- **EXTRACT TO READ**
**********

Brian Williams may surprise America- Tom Brokaw's replacement anchor, Brian Williams, dismissed the impact of blogs by saying that bloggers are "on an equal footing with someone in a bathroom with a modem." Which is really funny, coming out of the mouth of a dude who's idea of journalism is to read words out loud off a teleprompter. Seriously, if parrots were literate, Brian Williams would be reporting live from the line outside the soup kitchen.

In related news, Tom Brokaw has quit NBC Nightly News, and it appears that unlike his predecessor, the new guy can speak without slurring words like a drunk.

PR Meets Psy-Ops in War on Terror- in February of 2002, Donald Rumsfeld announced the creation of the Office of Strategic Influence, a new department that would fight the war on terror through misinformation, especially by lying to journalists. Journalists were so up in arms about this that the Pentagon agreed to scrap the program.

Don't you think that an agency designed to lie to the public might lie about being shut down, too?

This article gives some examples about the US military lying to the press for propaganda and disinformation purposes.

Tavis Smiley leaving NPR in December- African-American talk show host Tavis Smiley is opting to not renew his daily talk show on National Public Radio. He criticized his former employers for failing to: "meaningfully reach out to a broad spectrum of Americans who would benefit from public radio but simply donít know it exists or what it offers ... In the most multicultural, multi-ethnic and multiracial America ever, I believe that NPR can and must do better in the future." He's 100% correct. NPR is white. Polar bear eating a marshmallow at the mayonaise factory white. And the reason it's so white is that it is trying to maintain an affluent listener base (premoniantly older white folks) who will donate money to their stations. This is a great paradox of American public broadcasting, that they have a mandate to express neglected viewpoints and serve marginalized communities, but those folks can't donate money in the amounts that the stations would like to see.

U.S. Muslim Cable TV Channel Aims to Build Bridges- it sounds more positive than it is "Bridges TV" seems to simultaneously be a cable channel pursuing an affluent American Muslim demographic, and a way of building understanding and tolerance among American non-Muslims who might happen to watch the channel's programming. I was hoping it would be aimed more at Muslim's worldwide, but it ain't. Still, I'd be interested in seeing how their news programs cover the issues.

Every Damned Weblog Post Ever- it's funny cuz it's true.

Wikipedia Creators Move Into News- Wikipedia is a free online encyclopedia, created collectively by thousands of contributors. It's one of those non-profit, decentralized, collective, public projects that show how good the internet can be. Now, the Wikipedia founders are working on a similar project to create a collaborative news portal, with original content. Honestly, it's quite similar to IndyMedia sites (which reminds me, happy 5th birthday, IndyMedia!). I'll admit, I'm a bit skeptical about the Wikinews project, though. IndyMedia sites work because they're local, focused on certain lefty issues, and they're run by activists invested in their beliefs. I'm not sure what would drive Wikinews or how it would hang together.

CBS, NBC ban church ad inviting gays- the United Church of Christ created a TV ad which touts the church's inclusion, even implying that they accept homosexuals into their congregation. Both CBS and NBC are refusing to air the ad. This is not too surprising, as many Americans are uncomfortable about homosexuality, and because TV networks are utter cowards. But CBS' explanation for the ban was odd:

"Because this commercial touches on the exclusion of gay couples...and the fact that the executive branch has recently proposed a Constitutional amendment to define marriage as a union between a man and a woman, this spot is unacceptable for broadcast."

Whoa, what? First of all, the ad does not mention marriage at all. Second, since when do positions opposite of the Executive Branch constitute "unacceptable"? This doesn't sound like "we're not airing this because it's controversial", this sounds like "we're afraid of what the President might say."

**********

- **INFORMATION**
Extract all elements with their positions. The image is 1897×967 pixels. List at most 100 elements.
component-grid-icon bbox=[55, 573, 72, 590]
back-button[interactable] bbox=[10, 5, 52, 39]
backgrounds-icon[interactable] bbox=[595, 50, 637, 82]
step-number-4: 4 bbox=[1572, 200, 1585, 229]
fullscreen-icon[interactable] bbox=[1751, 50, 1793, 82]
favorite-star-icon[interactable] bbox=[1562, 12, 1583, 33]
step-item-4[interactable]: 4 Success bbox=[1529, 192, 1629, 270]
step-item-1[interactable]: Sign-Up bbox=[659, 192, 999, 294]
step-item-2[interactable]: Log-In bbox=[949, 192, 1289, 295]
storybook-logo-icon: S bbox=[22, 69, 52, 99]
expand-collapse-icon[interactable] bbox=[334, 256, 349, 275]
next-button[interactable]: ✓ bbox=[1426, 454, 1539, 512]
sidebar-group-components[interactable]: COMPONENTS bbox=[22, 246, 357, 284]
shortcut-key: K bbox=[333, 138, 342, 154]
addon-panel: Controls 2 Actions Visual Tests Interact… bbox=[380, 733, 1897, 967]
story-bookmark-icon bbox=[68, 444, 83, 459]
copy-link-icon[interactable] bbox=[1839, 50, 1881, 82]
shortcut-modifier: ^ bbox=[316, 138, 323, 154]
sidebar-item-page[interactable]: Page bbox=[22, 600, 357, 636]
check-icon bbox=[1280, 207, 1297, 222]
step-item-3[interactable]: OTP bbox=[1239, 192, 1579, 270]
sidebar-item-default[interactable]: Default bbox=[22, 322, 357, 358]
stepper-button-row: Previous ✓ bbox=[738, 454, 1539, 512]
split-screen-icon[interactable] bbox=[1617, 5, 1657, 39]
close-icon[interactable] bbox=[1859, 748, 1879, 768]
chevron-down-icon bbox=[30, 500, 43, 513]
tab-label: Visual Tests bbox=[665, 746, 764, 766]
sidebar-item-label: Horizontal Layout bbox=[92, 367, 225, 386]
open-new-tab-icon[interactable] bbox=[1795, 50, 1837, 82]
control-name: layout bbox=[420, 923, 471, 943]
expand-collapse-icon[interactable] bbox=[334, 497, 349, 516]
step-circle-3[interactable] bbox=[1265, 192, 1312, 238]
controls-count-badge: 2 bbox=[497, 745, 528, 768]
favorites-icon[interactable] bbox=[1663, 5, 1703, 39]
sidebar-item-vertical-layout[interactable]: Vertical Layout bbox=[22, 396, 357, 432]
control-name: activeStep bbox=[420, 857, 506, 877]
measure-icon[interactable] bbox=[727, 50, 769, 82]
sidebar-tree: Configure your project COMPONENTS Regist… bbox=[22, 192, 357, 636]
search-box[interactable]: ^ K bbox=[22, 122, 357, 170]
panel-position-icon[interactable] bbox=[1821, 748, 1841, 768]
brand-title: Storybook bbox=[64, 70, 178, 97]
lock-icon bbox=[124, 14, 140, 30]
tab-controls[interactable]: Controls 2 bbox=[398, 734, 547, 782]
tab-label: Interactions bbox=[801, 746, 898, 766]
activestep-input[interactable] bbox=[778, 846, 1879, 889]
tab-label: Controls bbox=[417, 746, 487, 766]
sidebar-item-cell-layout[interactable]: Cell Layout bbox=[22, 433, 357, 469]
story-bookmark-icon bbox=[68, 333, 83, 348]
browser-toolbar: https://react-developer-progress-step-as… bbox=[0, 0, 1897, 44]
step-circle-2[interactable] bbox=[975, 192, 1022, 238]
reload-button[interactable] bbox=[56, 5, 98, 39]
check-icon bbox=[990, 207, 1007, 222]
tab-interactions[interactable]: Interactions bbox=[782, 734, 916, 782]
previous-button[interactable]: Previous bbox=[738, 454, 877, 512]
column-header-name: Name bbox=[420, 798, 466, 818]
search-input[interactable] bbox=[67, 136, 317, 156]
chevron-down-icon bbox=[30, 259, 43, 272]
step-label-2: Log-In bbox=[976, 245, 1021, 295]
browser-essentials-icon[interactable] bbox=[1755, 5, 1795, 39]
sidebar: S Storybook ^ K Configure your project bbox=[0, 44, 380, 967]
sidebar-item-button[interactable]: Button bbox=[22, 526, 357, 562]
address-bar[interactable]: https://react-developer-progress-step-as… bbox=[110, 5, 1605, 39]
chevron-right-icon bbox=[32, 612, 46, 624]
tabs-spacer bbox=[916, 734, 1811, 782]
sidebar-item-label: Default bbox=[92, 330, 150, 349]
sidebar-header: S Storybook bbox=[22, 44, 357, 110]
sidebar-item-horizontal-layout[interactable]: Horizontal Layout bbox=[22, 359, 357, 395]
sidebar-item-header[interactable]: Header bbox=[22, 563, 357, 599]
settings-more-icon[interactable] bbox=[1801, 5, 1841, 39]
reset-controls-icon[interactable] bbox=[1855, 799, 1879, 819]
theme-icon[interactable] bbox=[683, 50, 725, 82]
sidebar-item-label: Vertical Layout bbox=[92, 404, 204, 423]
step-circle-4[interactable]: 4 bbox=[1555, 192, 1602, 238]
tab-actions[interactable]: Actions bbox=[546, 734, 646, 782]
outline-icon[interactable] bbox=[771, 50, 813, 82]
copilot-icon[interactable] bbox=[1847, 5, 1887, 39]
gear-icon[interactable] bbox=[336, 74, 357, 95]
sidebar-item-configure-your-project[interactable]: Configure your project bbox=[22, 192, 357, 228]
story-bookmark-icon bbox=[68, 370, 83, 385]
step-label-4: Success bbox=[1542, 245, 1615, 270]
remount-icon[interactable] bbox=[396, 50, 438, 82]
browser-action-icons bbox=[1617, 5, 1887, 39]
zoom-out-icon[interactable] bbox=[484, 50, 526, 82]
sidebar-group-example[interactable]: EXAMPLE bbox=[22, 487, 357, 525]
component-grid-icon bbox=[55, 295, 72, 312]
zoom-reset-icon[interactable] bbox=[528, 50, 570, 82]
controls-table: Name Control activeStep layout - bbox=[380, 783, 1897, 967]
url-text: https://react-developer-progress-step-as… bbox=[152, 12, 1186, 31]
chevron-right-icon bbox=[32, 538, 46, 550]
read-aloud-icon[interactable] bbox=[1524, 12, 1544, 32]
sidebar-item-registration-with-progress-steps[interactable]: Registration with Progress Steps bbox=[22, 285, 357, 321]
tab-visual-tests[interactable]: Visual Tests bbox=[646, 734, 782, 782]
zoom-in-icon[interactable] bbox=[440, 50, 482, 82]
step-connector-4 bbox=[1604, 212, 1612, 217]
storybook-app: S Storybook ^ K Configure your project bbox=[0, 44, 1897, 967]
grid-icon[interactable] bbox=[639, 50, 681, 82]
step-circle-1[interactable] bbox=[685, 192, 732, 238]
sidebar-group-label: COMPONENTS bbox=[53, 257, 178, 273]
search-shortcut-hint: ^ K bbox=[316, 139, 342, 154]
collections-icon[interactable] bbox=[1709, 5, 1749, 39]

**********

- **TO DO**
(1) From the media roundup, extract everything from "PR Meets Psy-Ops" down to "and disinformation purposes.".
(2) In the media roundup, which two networks are refusing to air the United Church of Christ ad?

- **SOLVED TASKS**
(1)
PR Meets Psy-Ops in War on Terror- in February of 2002, Donald Rumsfeld announced the creation of the Office of Strategic Influence, a new department that would fight the war on terror through misinformation, especially by lying to journalists. Journalists were so up in arms about this that the Pentagon agreed to scrap the program.

Don't you think that an agency designed to lie to the public might lie about being shut down, too?

This article gives some examples about the US military lying to the press for propaganda and disinformation purposes.

(2) CBS and NBC.